### WHAT IS REQUIRED
Single out the lines that include the word "this". Copy them.

### EXTRACTED ENTRIES

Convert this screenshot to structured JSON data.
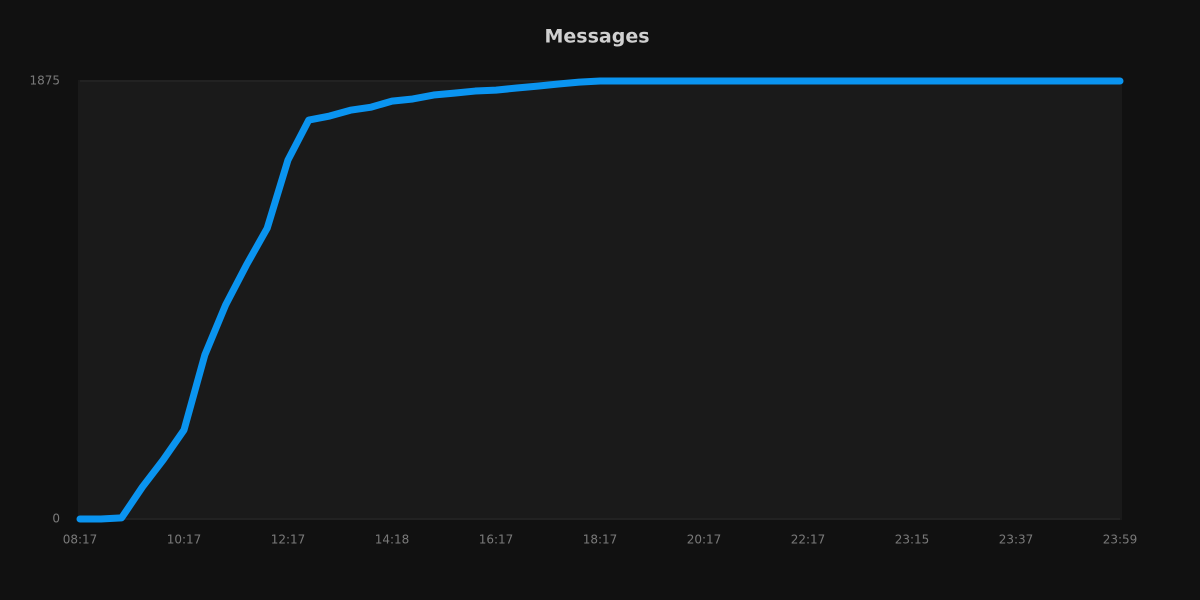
{
  "chart_data": {
    "type": "line",
    "title": "Messages",
    "categories": [
      "08:17",
      null,
      null,
      null,
      null,
      "10:17",
      null,
      null,
      null,
      null,
      "12:17",
      null,
      null,
      null,
      null,
      "14:18",
      null,
      null,
      null,
      null,
      "16:17",
      null,
      null,
      null,
      null,
      "18:17",
      null,
      null,
      null,
      null,
      "20:17",
      null,
      null,
      null,
      null,
      "22:17",
      null,
      null,
      null,
      null,
      "23:15",
      null,
      null,
      null,
      null,
      "23:37",
      null,
      null,
      null,
      null,
      "23:59"
    ],
    "series": [
      {
        "name": "Messages",
        "color": "#0a94f0",
        "values": [
          0,
          0,
          5,
          137,
          253,
          381,
          702,
          916,
          1087,
          1245,
          1537,
          1708,
          1725,
          1750,
          1763,
          1789,
          1798,
          1815,
          1823,
          1832,
          1836,
          1845,
          1853,
          1862,
          1870,
          1875,
          1875,
          1875,
          1875,
          1875,
          1875,
          1875,
          1875,
          1875,
          1875,
          1875,
          1875,
          1875,
          1875,
          1875,
          1875,
          1875,
          1875,
          1875,
          1875,
          1875,
          1875,
          1875,
          1875,
          1875,
          1875
        ]
      }
    ],
    "ylim": [
      0,
      1875
    ],
    "yticks": [
      0,
      1875
    ],
    "grid": true
  }
}
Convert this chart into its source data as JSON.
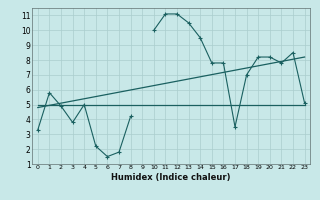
{
  "title": "",
  "xlabel": "Humidex (Indice chaleur)",
  "ylabel": "",
  "bg_color": "#c8e8e8",
  "grid_color": "#aacece",
  "line_color": "#1a6060",
  "x_data": [
    0,
    1,
    2,
    3,
    4,
    5,
    6,
    7,
    8,
    9,
    10,
    11,
    12,
    13,
    14,
    15,
    16,
    17,
    18,
    19,
    20,
    21,
    22,
    23
  ],
  "y_main": [
    3.3,
    5.8,
    4.9,
    3.8,
    5.0,
    2.2,
    1.5,
    1.8,
    4.2,
    null,
    10.0,
    11.1,
    11.1,
    10.5,
    9.5,
    7.8,
    7.8,
    3.5,
    7.0,
    8.2,
    8.2,
    7.8,
    8.5,
    5.1
  ],
  "y_reg1_start": 5.0,
  "y_reg1_end": 5.0,
  "y_reg2_start": 4.8,
  "y_reg2_end": 8.2,
  "xlim": [
    -0.5,
    23.5
  ],
  "ylim": [
    1,
    11.5
  ],
  "yticks": [
    1,
    2,
    3,
    4,
    5,
    6,
    7,
    8,
    9,
    10,
    11
  ],
  "xticks": [
    0,
    1,
    2,
    3,
    4,
    5,
    6,
    7,
    8,
    9,
    10,
    11,
    12,
    13,
    14,
    15,
    16,
    17,
    18,
    19,
    20,
    21,
    22,
    23
  ]
}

### COMPLETED TASK
Convert this screenshot to structured JSON data.
Convert this chart into its source data as JSON.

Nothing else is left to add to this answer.